What is being asked:
Write out all of the data exactly as it appears.

Recorded data:
◆ ◆ ◆ ◆ ◆ ◆ ◆
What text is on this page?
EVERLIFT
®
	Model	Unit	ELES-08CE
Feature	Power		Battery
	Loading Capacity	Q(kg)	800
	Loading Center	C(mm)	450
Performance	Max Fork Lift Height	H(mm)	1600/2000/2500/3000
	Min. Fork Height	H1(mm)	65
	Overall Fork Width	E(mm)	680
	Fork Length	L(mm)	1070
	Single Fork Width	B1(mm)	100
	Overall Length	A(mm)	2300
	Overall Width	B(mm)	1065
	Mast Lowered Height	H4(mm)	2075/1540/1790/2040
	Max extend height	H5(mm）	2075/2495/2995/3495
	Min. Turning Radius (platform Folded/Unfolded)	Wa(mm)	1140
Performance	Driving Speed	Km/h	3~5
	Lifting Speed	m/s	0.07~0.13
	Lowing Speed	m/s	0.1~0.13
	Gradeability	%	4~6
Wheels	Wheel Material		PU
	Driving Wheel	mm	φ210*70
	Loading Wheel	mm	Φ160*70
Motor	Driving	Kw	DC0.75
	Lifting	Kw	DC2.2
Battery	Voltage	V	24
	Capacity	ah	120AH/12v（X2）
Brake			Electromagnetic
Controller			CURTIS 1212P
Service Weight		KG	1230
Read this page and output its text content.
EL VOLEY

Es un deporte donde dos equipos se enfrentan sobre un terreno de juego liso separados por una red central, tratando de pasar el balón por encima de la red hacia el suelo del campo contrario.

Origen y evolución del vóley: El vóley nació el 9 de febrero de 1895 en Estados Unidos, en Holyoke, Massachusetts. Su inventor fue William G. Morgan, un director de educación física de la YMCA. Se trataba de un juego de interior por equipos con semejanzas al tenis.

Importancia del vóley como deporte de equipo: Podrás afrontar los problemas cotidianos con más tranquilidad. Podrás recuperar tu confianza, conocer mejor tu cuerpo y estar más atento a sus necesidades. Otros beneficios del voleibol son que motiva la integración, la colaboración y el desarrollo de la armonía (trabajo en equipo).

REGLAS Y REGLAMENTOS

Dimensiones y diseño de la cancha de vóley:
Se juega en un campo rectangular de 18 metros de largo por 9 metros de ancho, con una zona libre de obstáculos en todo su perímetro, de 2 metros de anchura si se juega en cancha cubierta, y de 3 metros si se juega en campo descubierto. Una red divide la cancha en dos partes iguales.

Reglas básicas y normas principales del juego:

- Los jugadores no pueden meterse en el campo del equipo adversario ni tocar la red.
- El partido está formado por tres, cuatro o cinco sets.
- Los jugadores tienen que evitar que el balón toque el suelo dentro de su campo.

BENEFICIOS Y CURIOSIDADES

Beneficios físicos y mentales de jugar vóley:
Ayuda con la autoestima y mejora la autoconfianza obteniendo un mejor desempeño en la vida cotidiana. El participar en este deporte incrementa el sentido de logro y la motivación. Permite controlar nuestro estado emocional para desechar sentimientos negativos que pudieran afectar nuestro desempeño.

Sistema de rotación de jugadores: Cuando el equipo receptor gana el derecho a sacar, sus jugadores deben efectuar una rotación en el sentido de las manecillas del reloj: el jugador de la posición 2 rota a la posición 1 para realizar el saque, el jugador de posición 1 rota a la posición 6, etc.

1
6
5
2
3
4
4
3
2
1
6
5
◆ ◆ ◆ ◆ ◆ ◆ ◆
Worked answer:
What text is on this page?
EVERLIFT
®
	Model	Unit	ELES-08CE
Feature	Power		Battery
	Loading Capacity	Q(kg)	800
	Loading Center	C(mm)	450
Performance	Max Fork Lift Height	H(mm)	1600/2000/2500/3000
	Min. Fork Height	H1(mm)	65
	Overall Fork Width	E(mm)	680
	Fork Length	L(mm)	1070
	Single Fork Width	B1(mm)	100
	Overall Length	A(mm)	2300
	Overall Width	B(mm)	1065
	Mast Lowered Height	H4(mm)	2075/1540/1790/2040
	Max extend height	H5(mm）	2075/2495/2995/3495
	Min. Turning Radius (platform Folded/Unfolded)	Wa(mm)	1140
Performance	Driving Speed	Km/h	3~5
	Lifting Speed	m/s	0.07~0.13
	Lowing Speed	m/s	0.1~0.13
	Gradeability	%	4~6
Wheels	Wheel Material		PU
	Driving Wheel	mm	φ210*70
	Loading Wheel	mm	Φ160*70
Motor	Driving	Kw	DC0.75
	Lifting	Kw	DC2.2
Battery	Voltage	V	24
	Capacity	ah	120AH/12v（X2）
Brake			Electromagnetic
Controller			CURTIS 1212P
Service Weight		KG	1230
Read this page and output its text content.
EL VOLEY

Es un deporte donde dos equipos se enfrentan sobre un terreno de juego liso separados por una red central, tratando de pasar el balón por encima de la red hacia el suelo del campo contrario.

Origen y evolución del vóley: El vóley nació el 9 de febrero de 1895 en Estados Unidos, en Holyoke, Massachusetts. Su inventor fue William G. Morgan, un director de educación física de la YMCA. Se trataba de un juego de interior por equipos con semejanzas al tenis.

Importancia del vóley como deporte de equipo: Podrás afrontar los problemas cotidianos con más tranquilidad. Podrás recuperar tu confianza, conocer mejor tu cuerpo y estar más atento a sus necesidades. Otros beneficios del voleibol son que motiva la integración, la colaboración y el desarrollo de la armonía (trabajo en equipo).

REGLAS Y REGLAMENTOS

Dimensiones y diseño de la cancha de vóley:
Se juega en un campo rectangular de 18 metros de largo por 9 metros de ancho, con una zona libre de obstáculos en todo su perímetro, de 2 metros de anchura si se juega en cancha cubierta, y de 3 metros si se juega en campo descubierto. Una red divide la cancha en dos partes iguales.

Reglas básicas y normas principales del juego:

- Los jugadores no pueden meterse en el campo del equipo adversario ni tocar la red.
- El partido está formado por tres, cuatro o cinco sets.
- Los jugadores tienen que evitar que el balón toque el suelo dentro de su campo.

BENEFICIOS Y CURIOSIDADES

Beneficios físicos y mentales de jugar vóley:
Ayuda con la autoestima y mejora la autoconfianza obteniendo un mejor desempeño en la vida cotidiana. El participar en este deporte incrementa el sentido de logro y la motivación. Permite controlar nuestro estado emocional para desechar sentimientos negativos que pudieran afectar nuestro desempeño.

Sistema de rotación de jugadores: Cuando el equipo receptor gana el derecho a sacar, sus jugadores deben efectuar una rotación en el sentido de las manecillas del reloj: el jugador de la posición 2 rota a la posición 1 para realizar el saque, el jugador de posición 1 rota a la posición 6, etc.

1
6
5
2
3
4
4
3
2
1
6
5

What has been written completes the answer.